TASK GOAL: Skip the pictures. Reproduce all other material exactly.

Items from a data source
★ ★ ★ ★
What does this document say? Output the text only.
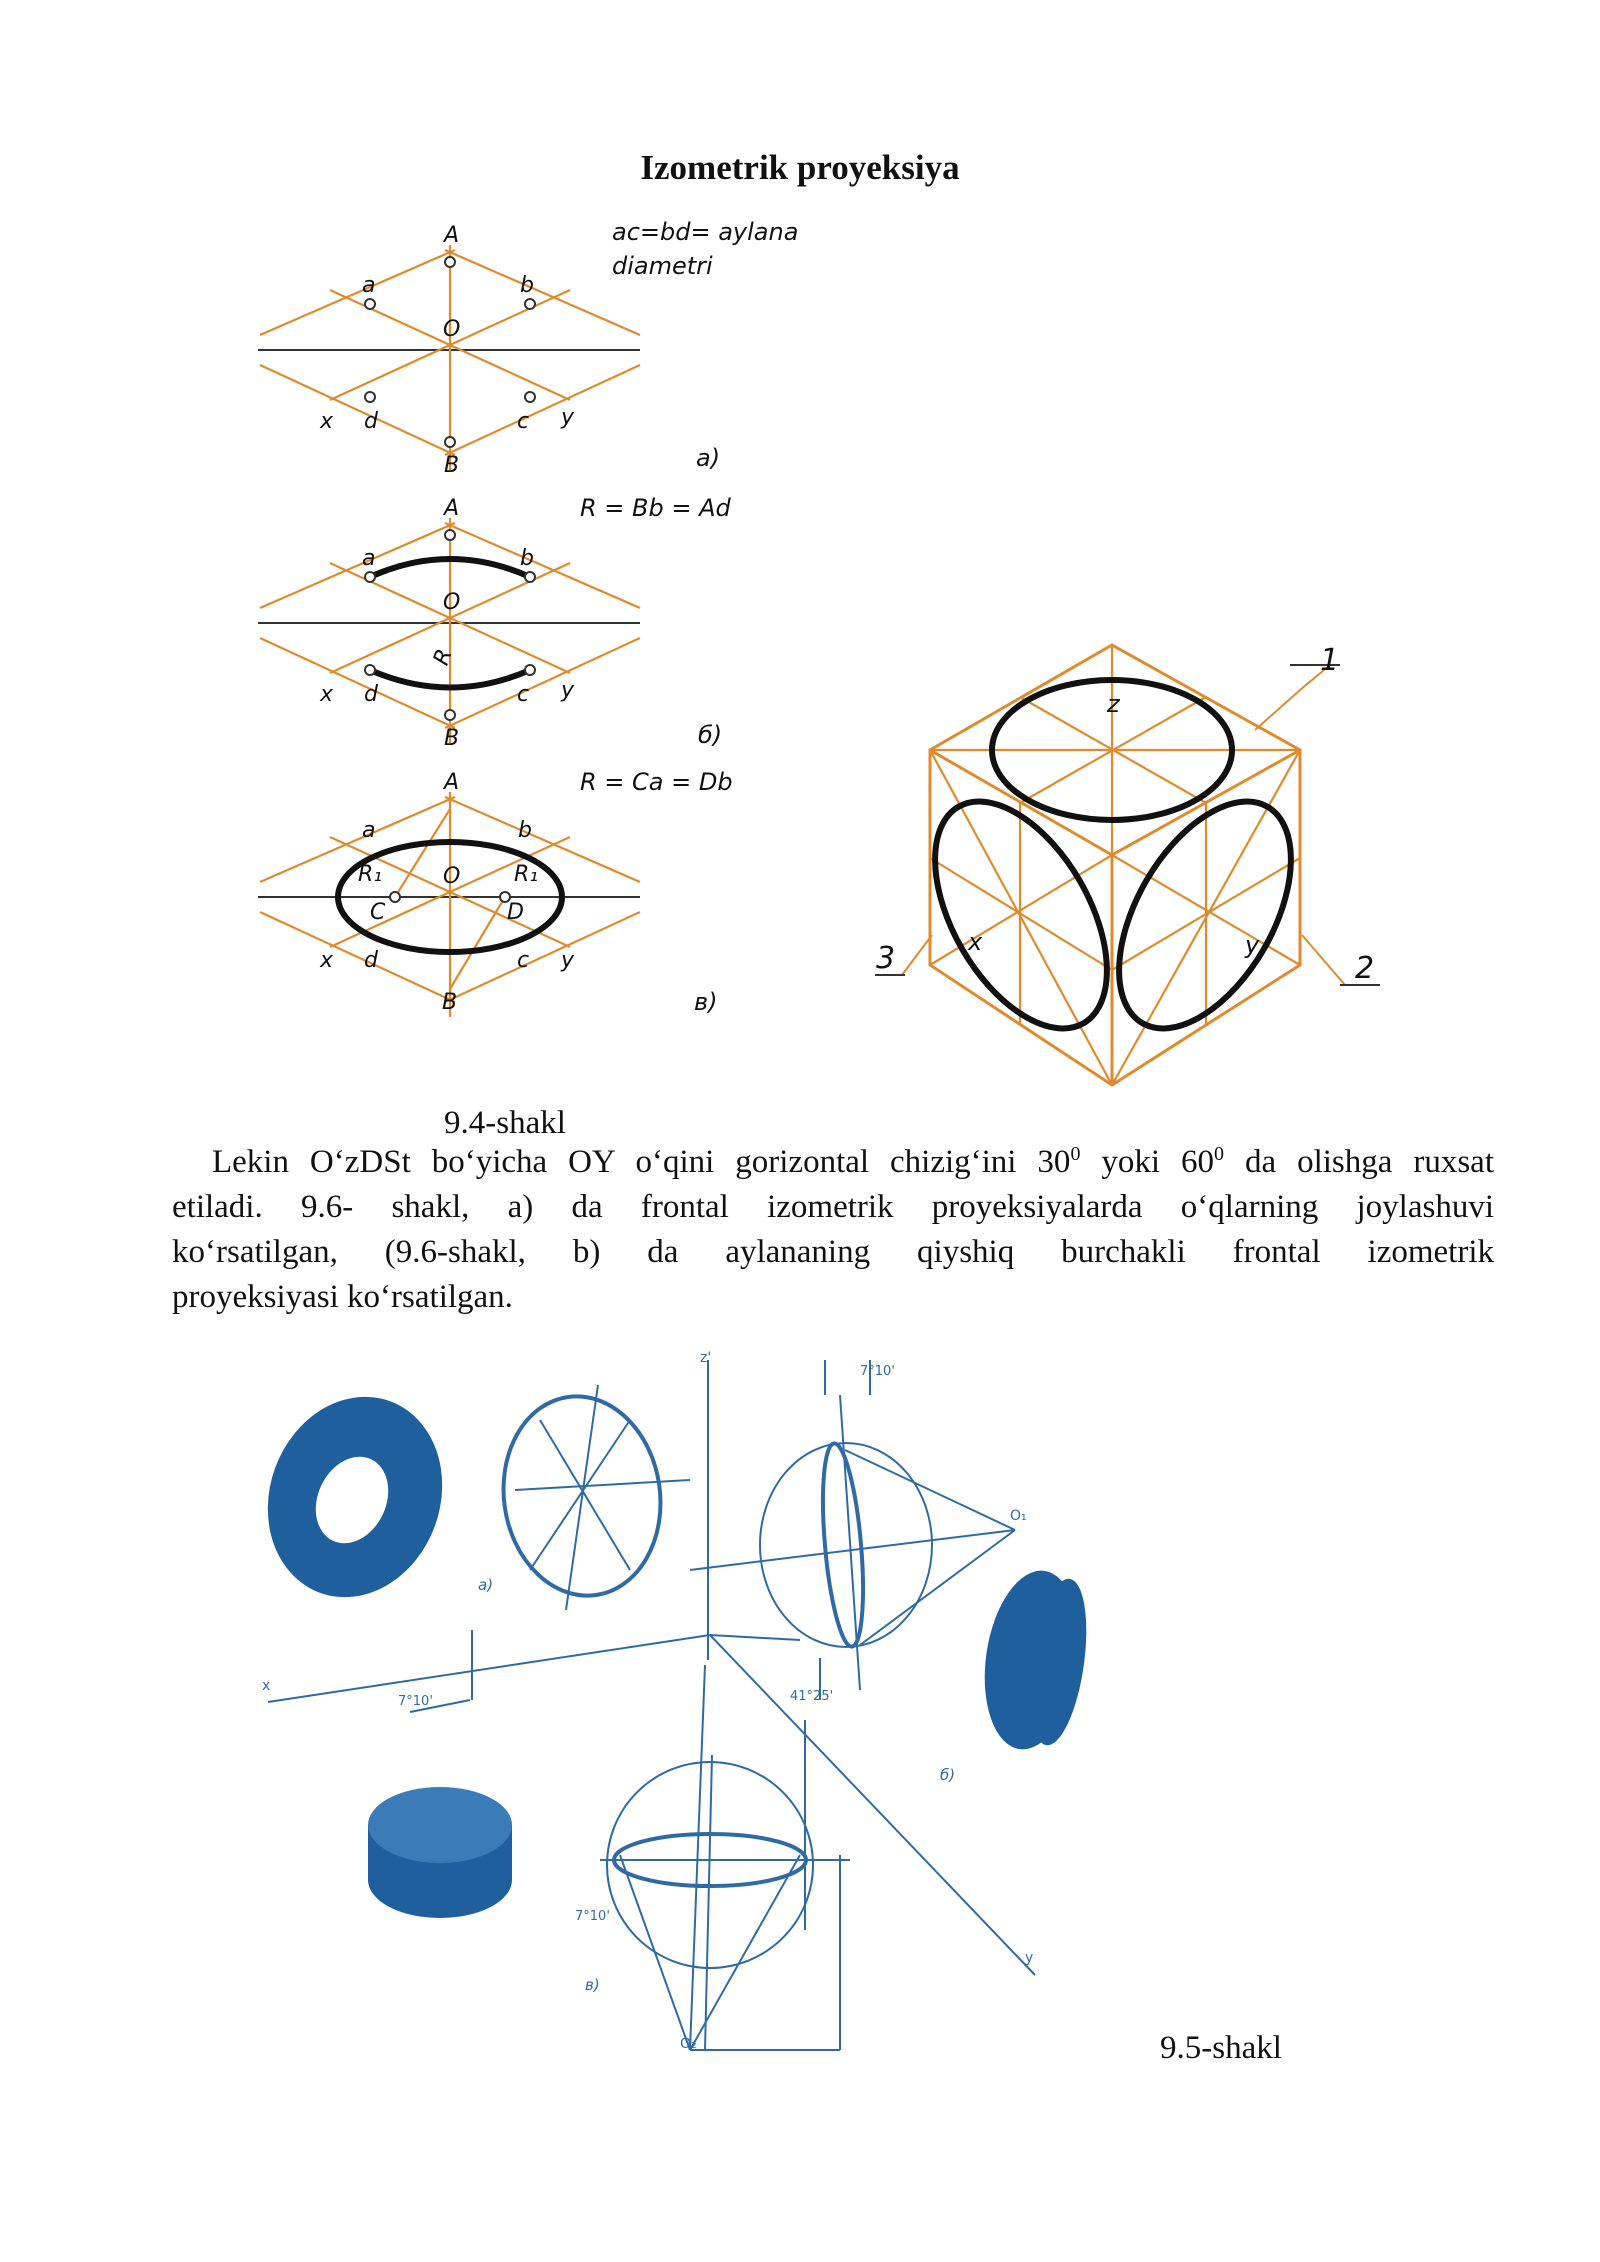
Izometrik proyeksiya
A
a	b
O
x d	c y
B
ac=bd= aylana
diametri
a)
A
a	b
O
R
x d	c y
B
R = Bb = Ad
б)
A
a	b
O
R₁	R₁
C	D
x d	c y
B
R = Ca = Db
в)
z
x	y
1
2
3
9.4-shakl
Lekin O‘zDSt bo‘yicha OY o‘qini gorizontal chizig‘ini $30^0$ yoki $60^0$ da olishga ruxsat
etiladi. 9.6- shakl, a) da frontal izometrik proyeksiyalarda o‘qlarning joylashuvi
ko‘rsatilgan, (9.6-shakl, b) da aylananing qiyshiq burchakli frontal izometrik
proyeksiyasi ko‘rsatilgan.
7°10'
7°10'	41°25'
7°10'
z'
x
y
O₁
O₂
a)
б)
в)
9.5-shakl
★ ★ ★ ★
TASK ANSWER:
What does this document say? Output the text only.
Izometrik proyeksiya
A
a	b
O
x d	c y
B
ac=bd= aylana
diametri
a)
A
a	b
O
R
x d	c y
B
R = Bb = Ad
б)
A
a	b
O
R₁	R₁
C	D
x d	c y
B
R = Ca = Db
в)
z
x	y
1
2
3
9.4-shakl
Lekin O‘zDSt bo‘yicha OY o‘qini gorizontal chizig‘ini $30^0$ yoki $60^0$ da olishga ruxsat
etiladi. 9.6- shakl, a) da frontal izometrik proyeksiyalarda o‘qlarning joylashuvi
ko‘rsatilgan, (9.6-shakl, b) da aylananing qiyshiq burchakli frontal izometrik
proyeksiyasi ko‘rsatilgan.
7°10'
7°10'	41°25'
7°10'
z'
x
y
O₁
O₂
a)
б)
в)
9.5-shakl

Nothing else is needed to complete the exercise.